TASK TO COMPLETE: In full and without alteration, reproduce every record.

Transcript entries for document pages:
Segment Open

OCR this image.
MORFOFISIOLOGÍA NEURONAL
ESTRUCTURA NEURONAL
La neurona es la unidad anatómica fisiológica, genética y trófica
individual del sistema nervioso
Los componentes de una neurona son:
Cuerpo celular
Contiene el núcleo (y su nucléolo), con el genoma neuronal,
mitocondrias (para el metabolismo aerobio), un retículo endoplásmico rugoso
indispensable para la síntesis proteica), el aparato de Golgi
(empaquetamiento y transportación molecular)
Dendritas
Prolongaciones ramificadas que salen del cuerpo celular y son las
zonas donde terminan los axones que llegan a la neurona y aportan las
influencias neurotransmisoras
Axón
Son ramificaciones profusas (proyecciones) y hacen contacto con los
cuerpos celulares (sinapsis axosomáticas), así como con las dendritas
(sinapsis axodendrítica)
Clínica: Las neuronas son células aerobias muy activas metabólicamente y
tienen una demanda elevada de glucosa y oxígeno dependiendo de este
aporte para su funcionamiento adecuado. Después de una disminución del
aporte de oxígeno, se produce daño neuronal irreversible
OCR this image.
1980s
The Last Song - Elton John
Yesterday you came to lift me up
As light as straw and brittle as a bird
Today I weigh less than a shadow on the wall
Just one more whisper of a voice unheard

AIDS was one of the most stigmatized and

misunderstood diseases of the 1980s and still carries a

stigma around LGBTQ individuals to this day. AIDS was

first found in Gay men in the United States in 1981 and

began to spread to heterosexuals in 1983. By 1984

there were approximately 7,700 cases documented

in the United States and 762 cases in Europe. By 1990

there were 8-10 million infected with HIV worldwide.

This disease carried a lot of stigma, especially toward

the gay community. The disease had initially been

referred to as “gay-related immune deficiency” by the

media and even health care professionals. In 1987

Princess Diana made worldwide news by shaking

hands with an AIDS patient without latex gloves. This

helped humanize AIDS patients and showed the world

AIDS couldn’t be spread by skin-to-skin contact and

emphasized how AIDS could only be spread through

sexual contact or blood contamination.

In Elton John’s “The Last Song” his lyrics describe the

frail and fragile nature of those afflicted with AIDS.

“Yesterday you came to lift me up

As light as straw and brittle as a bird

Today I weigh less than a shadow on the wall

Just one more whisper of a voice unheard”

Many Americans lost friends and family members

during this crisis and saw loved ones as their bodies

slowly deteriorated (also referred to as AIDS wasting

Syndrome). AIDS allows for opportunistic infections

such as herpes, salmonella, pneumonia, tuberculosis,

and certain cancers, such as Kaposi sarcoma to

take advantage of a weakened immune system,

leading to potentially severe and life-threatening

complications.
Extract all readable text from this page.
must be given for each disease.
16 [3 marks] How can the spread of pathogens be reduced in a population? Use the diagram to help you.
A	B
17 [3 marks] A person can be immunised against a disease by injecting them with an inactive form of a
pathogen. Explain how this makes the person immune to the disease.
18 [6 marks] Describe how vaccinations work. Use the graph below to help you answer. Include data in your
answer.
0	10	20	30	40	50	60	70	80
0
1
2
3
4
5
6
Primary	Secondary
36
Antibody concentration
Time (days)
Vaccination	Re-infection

Segment Closed

RESPONSE:
OCR this image.
MORFOFISIOLOGÍA NEURONAL
ESTRUCTURA NEURONAL
La neurona es la unidad anatómica fisiológica, genética y trófica
individual del sistema nervioso
Los componentes de una neurona son:
Cuerpo celular
Contiene el núcleo (y su nucléolo), con el genoma neuronal,
mitocondrias (para el metabolismo aerobio), un retículo endoplásmico rugoso
indispensable para la síntesis proteica), el aparato de Golgi
(empaquetamiento y transportación molecular)
Dendritas
Prolongaciones ramificadas que salen del cuerpo celular y son las
zonas donde terminan los axones que llegan a la neurona y aportan las
influencias neurotransmisoras
Axón
Son ramificaciones profusas (proyecciones) y hacen contacto con los
cuerpos celulares (sinapsis axosomáticas), así como con las dendritas
(sinapsis axodendrítica)
Clínica: Las neuronas son células aerobias muy activas metabólicamente y
tienen una demanda elevada de glucosa y oxígeno dependiendo de este
aporte para su funcionamiento adecuado. Después de una disminución del
aporte de oxígeno, se produce daño neuronal irreversible
OCR this image.
1980s
The Last Song - Elton John
Yesterday you came to lift me up
As light as straw and brittle as a bird
Today I weigh less than a shadow on the wall
Just one more whisper of a voice unheard

AIDS was one of the most stigmatized and

misunderstood diseases of the 1980s and still carries a

stigma around LGBTQ individuals to this day. AIDS was

first found in Gay men in the United States in 1981 and

began to spread to heterosexuals in 1983. By 1984

there were approximately 7,700 cases documented

in the United States and 762 cases in Europe. By 1990

there were 8-10 million infected with HIV worldwide.

This disease carried a lot of stigma, especially toward

the gay community. The disease had initially been

referred to as “gay-related immune deficiency” by the

media and even health care professionals. In 1987

Princess Diana made worldwide news by shaking

hands with an AIDS patient without latex gloves. This

helped humanize AIDS patients and showed the world

AIDS couldn’t be spread by skin-to-skin contact and

emphasized how AIDS could only be spread through

sexual contact or blood contamination.

In Elton John’s “The Last Song” his lyrics describe the

frail and fragile nature of those afflicted with AIDS.

“Yesterday you came to lift me up

As light as straw and brittle as a bird

Today I weigh less than a shadow on the wall

Just one more whisper of a voice unheard”

Many Americans lost friends and family members

during this crisis and saw loved ones as their bodies

slowly deteriorated (also referred to as AIDS wasting

Syndrome). AIDS allows for opportunistic infections

such as herpes, salmonella, pneumonia, tuberculosis,

and certain cancers, such as Kaposi sarcoma to

take advantage of a weakened immune system,

leading to potentially severe and life-threatening

complications.
Extract all readable text from this page.
must be given for each disease.
16 [3 marks] How can the spread of pathogens be reduced in a population? Use the diagram to help you.
A	B
17 [3 marks] A person can be immunised against a disease by injecting them with an inactive form of a
pathogen. Explain how this makes the person immune to the disease.
18 [6 marks] Describe how vaccinations work. Use the graph below to help you answer. Include data in your
answer.
0	10	20	30	40	50	60	70	80
0
1
2
3
4
5
6
Primary	Secondary
36
Antibody concentration
Time (days)
Vaccination	Re-infection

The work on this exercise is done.